[Dataset entries on figures]
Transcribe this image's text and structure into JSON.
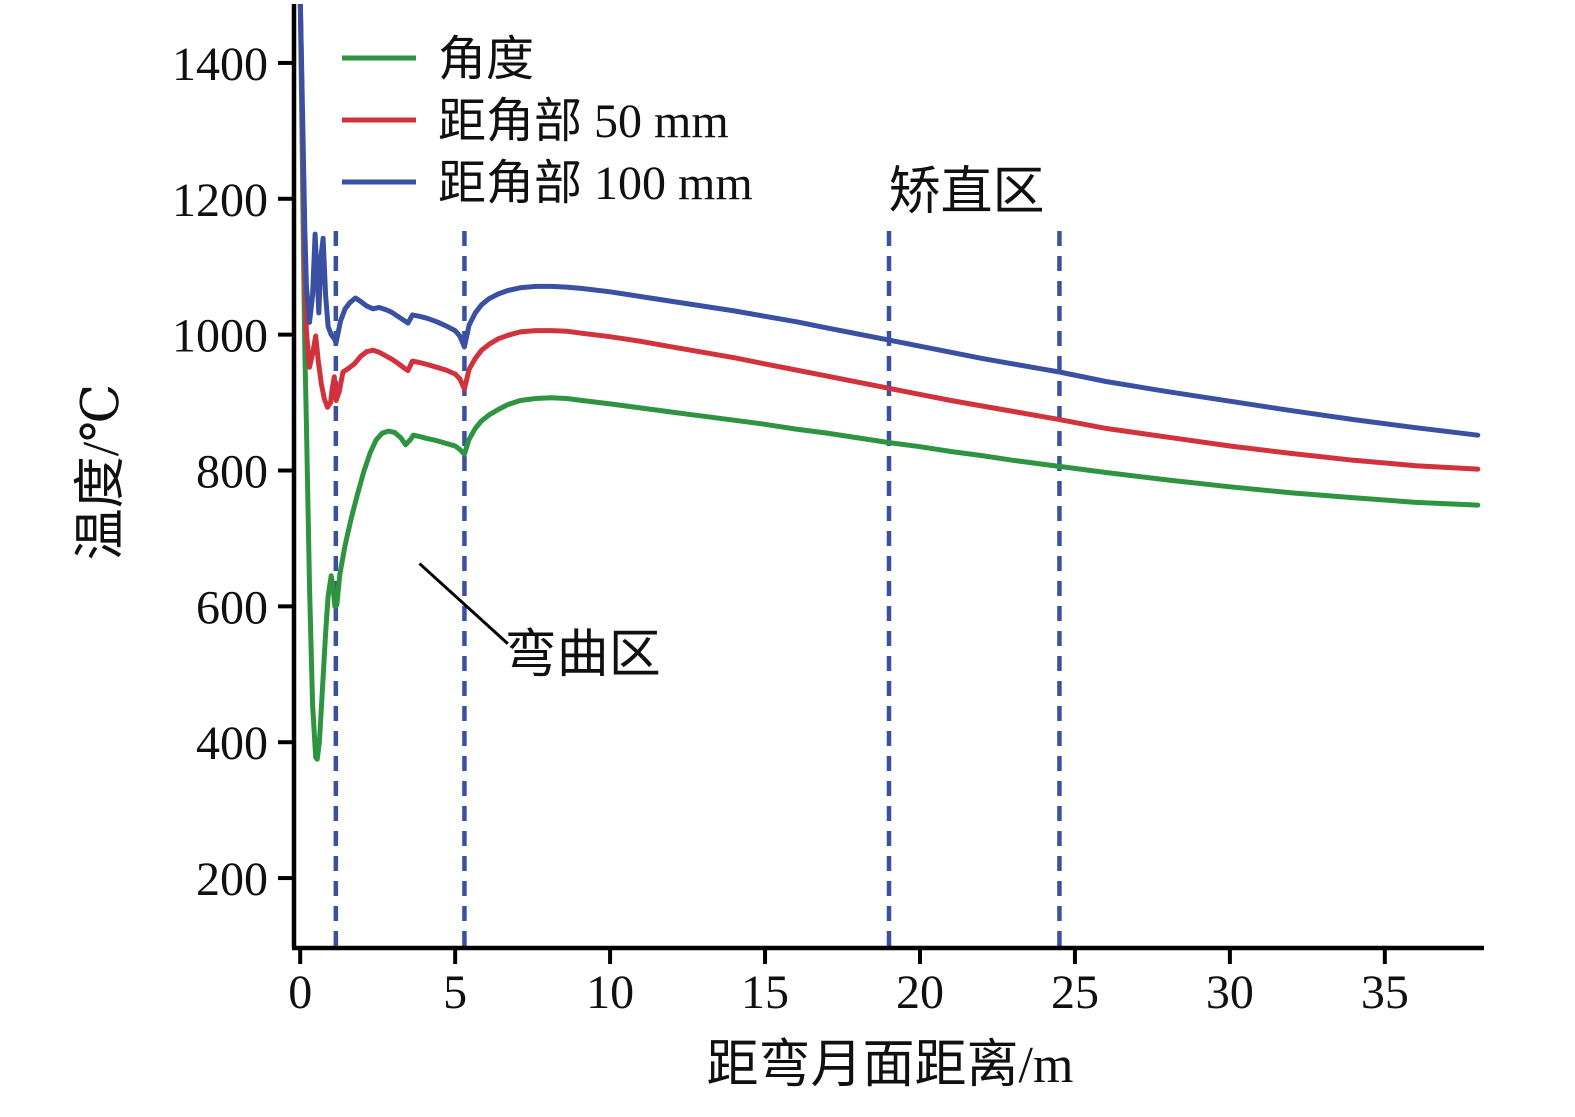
{
  "chart_data": {
    "type": "line",
    "title": "",
    "xlabel": "距弯月面距离/m",
    "ylabel": "温度/℃",
    "xlim": [
      -0.2,
      38.2
    ],
    "ylim": [
      100,
      1500
    ],
    "x_ticks": [
      0,
      5,
      10,
      15,
      20,
      25,
      30,
      35
    ],
    "y_ticks": [
      200,
      400,
      600,
      800,
      1000,
      1200,
      1400
    ],
    "grid": false,
    "legend_position": "top-left",
    "series": [
      {
        "name": "角度",
        "color": "#2f9440",
        "points": [
          [
            0,
            1500
          ],
          [
            0.05,
            1330
          ],
          [
            0.1,
            1140
          ],
          [
            0.15,
            980
          ],
          [
            0.2,
            870
          ],
          [
            0.3,
            630
          ],
          [
            0.4,
            455
          ],
          [
            0.5,
            378
          ],
          [
            0.55,
            375
          ],
          [
            0.62,
            400
          ],
          [
            0.72,
            480
          ],
          [
            0.82,
            560
          ],
          [
            0.9,
            615
          ],
          [
            1.0,
            645
          ],
          [
            1.06,
            628
          ],
          [
            1.12,
            600
          ],
          [
            1.18,
            602
          ],
          [
            1.28,
            648
          ],
          [
            1.45,
            690
          ],
          [
            1.65,
            730
          ],
          [
            1.85,
            765
          ],
          [
            2.05,
            798
          ],
          [
            2.25,
            825
          ],
          [
            2.45,
            845
          ],
          [
            2.65,
            855
          ],
          [
            2.85,
            858
          ],
          [
            3.05,
            856
          ],
          [
            3.25,
            848
          ],
          [
            3.4,
            838
          ],
          [
            3.55,
            845
          ],
          [
            3.65,
            852
          ],
          [
            3.85,
            850
          ],
          [
            4.1,
            847
          ],
          [
            4.4,
            844
          ],
          [
            4.7,
            840
          ],
          [
            5.0,
            836
          ],
          [
            5.15,
            831
          ],
          [
            5.3,
            824
          ],
          [
            5.45,
            846
          ],
          [
            5.65,
            862
          ],
          [
            5.85,
            873
          ],
          [
            6.1,
            882
          ],
          [
            6.4,
            890
          ],
          [
            6.7,
            897
          ],
          [
            7.1,
            903
          ],
          [
            7.6,
            906
          ],
          [
            8.1,
            907
          ],
          [
            8.6,
            906
          ],
          [
            9.1,
            903
          ],
          [
            10,
            898
          ],
          [
            11,
            892
          ],
          [
            12,
            886
          ],
          [
            13,
            880
          ],
          [
            14,
            874
          ],
          [
            15,
            868
          ],
          [
            16,
            861
          ],
          [
            17,
            855
          ],
          [
            18,
            848
          ],
          [
            19,
            841
          ],
          [
            20,
            835
          ],
          [
            21,
            828
          ],
          [
            22,
            822
          ],
          [
            23,
            815
          ],
          [
            24,
            809
          ],
          [
            24.5,
            806
          ],
          [
            26,
            797
          ],
          [
            28,
            786
          ],
          [
            30,
            776
          ],
          [
            32,
            767
          ],
          [
            34,
            760
          ],
          [
            36,
            753
          ],
          [
            38,
            749
          ]
        ]
      },
      {
        "name": "距角部 50 mm",
        "color": "#d2323c",
        "points": [
          [
            0,
            1500
          ],
          [
            0.05,
            1370
          ],
          [
            0.1,
            1220
          ],
          [
            0.15,
            1090
          ],
          [
            0.2,
            1005
          ],
          [
            0.3,
            952
          ],
          [
            0.4,
            972
          ],
          [
            0.5,
            998
          ],
          [
            0.58,
            962
          ],
          [
            0.68,
            928
          ],
          [
            0.78,
            905
          ],
          [
            0.88,
            893
          ],
          [
            0.98,
            900
          ],
          [
            1.04,
            922
          ],
          [
            1.1,
            938
          ],
          [
            1.16,
            903
          ],
          [
            1.26,
            916
          ],
          [
            1.38,
            945
          ],
          [
            1.55,
            950
          ],
          [
            1.75,
            957
          ],
          [
            1.95,
            968
          ],
          [
            2.15,
            975
          ],
          [
            2.35,
            977
          ],
          [
            2.55,
            974
          ],
          [
            2.75,
            969
          ],
          [
            2.95,
            964
          ],
          [
            3.15,
            958
          ],
          [
            3.35,
            951
          ],
          [
            3.48,
            947
          ],
          [
            3.62,
            961
          ],
          [
            3.85,
            959
          ],
          [
            4.1,
            956
          ],
          [
            4.4,
            952
          ],
          [
            4.7,
            948
          ],
          [
            5.0,
            942
          ],
          [
            5.15,
            935
          ],
          [
            5.3,
            920
          ],
          [
            5.45,
            949
          ],
          [
            5.65,
            965
          ],
          [
            5.85,
            977
          ],
          [
            6.1,
            986
          ],
          [
            6.4,
            994
          ],
          [
            6.7,
            999
          ],
          [
            7.1,
            1004
          ],
          [
            7.6,
            1006
          ],
          [
            8.1,
            1006
          ],
          [
            8.6,
            1005
          ],
          [
            9.1,
            1002
          ],
          [
            10,
            997
          ],
          [
            11,
            990
          ],
          [
            12,
            982
          ],
          [
            13,
            974
          ],
          [
            14,
            966
          ],
          [
            15,
            957
          ],
          [
            16,
            948
          ],
          [
            17,
            939
          ],
          [
            18,
            930
          ],
          [
            19,
            921
          ],
          [
            20,
            912
          ],
          [
            21,
            903
          ],
          [
            22,
            895
          ],
          [
            23,
            887
          ],
          [
            24,
            879
          ],
          [
            24.5,
            875
          ],
          [
            26,
            862
          ],
          [
            28,
            849
          ],
          [
            30,
            836
          ],
          [
            32,
            825
          ],
          [
            34,
            815
          ],
          [
            36,
            807
          ],
          [
            38,
            802
          ]
        ]
      },
      {
        "name": "距角部 100 mm",
        "color": "#3a51a3",
        "points": [
          [
            0,
            1500
          ],
          [
            0.05,
            1390
          ],
          [
            0.1,
            1270
          ],
          [
            0.15,
            1155
          ],
          [
            0.2,
            1072
          ],
          [
            0.3,
            1018
          ],
          [
            0.4,
            1058
          ],
          [
            0.48,
            1148
          ],
          [
            0.54,
            1095
          ],
          [
            0.6,
            1032
          ],
          [
            0.68,
            1118
          ],
          [
            0.74,
            1142
          ],
          [
            0.82,
            1058
          ],
          [
            0.9,
            1012
          ],
          [
            1.0,
            1000
          ],
          [
            1.1,
            994
          ],
          [
            1.16,
            988
          ],
          [
            1.3,
            1020
          ],
          [
            1.45,
            1038
          ],
          [
            1.6,
            1047
          ],
          [
            1.78,
            1054
          ],
          [
            1.95,
            1049
          ],
          [
            2.15,
            1042
          ],
          [
            2.35,
            1038
          ],
          [
            2.55,
            1040
          ],
          [
            2.75,
            1037
          ],
          [
            2.95,
            1033
          ],
          [
            3.15,
            1027
          ],
          [
            3.35,
            1021
          ],
          [
            3.48,
            1017
          ],
          [
            3.62,
            1029
          ],
          [
            3.85,
            1027
          ],
          [
            4.1,
            1024
          ],
          [
            4.4,
            1019
          ],
          [
            4.7,
            1013
          ],
          [
            5.0,
            1006
          ],
          [
            5.15,
            998
          ],
          [
            5.3,
            982
          ],
          [
            5.45,
            1014
          ],
          [
            5.65,
            1032
          ],
          [
            5.85,
            1044
          ],
          [
            6.1,
            1053
          ],
          [
            6.4,
            1060
          ],
          [
            6.7,
            1065
          ],
          [
            7.1,
            1069
          ],
          [
            7.6,
            1071
          ],
          [
            8.1,
            1071
          ],
          [
            8.6,
            1070
          ],
          [
            9.1,
            1068
          ],
          [
            10,
            1063
          ],
          [
            11,
            1056
          ],
          [
            12,
            1049
          ],
          [
            13,
            1042
          ],
          [
            14,
            1035
          ],
          [
            15,
            1027
          ],
          [
            16,
            1019
          ],
          [
            17,
            1010
          ],
          [
            18,
            1001
          ],
          [
            19,
            992
          ],
          [
            20,
            983
          ],
          [
            21,
            974
          ],
          [
            22,
            965
          ],
          [
            23,
            957
          ],
          [
            24,
            949
          ],
          [
            24.5,
            945
          ],
          [
            26,
            931
          ],
          [
            28,
            916
          ],
          [
            30,
            902
          ],
          [
            32,
            888
          ],
          [
            34,
            875
          ],
          [
            36,
            863
          ],
          [
            38,
            852
          ]
        ]
      }
    ],
    "reference_lines": {
      "color": "#3a51a3",
      "style": "dashed",
      "x_values": [
        1.15,
        5.3,
        19.0,
        24.5
      ],
      "y_top": 1160,
      "y_bottom": 100
    },
    "annotations": [
      {
        "text": "矫直区",
        "x": 21.5,
        "y": 1185,
        "anchor": "middle"
      },
      {
        "text": "弯曲区",
        "x": 6.6,
        "y": 503,
        "anchor": "start",
        "leader": {
          "x1": 3.85,
          "y1": 663,
          "x2": 6.7,
          "y2": 545
        }
      }
    ]
  }
}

* **Work instructions**: Track down the lines that include the word "color" and copy them.

* **Output of the task**:
        "color": "#2f9440",
        "color": "#d2323c",
        "color": "#3a51a3",
      "color": "#3a51a3",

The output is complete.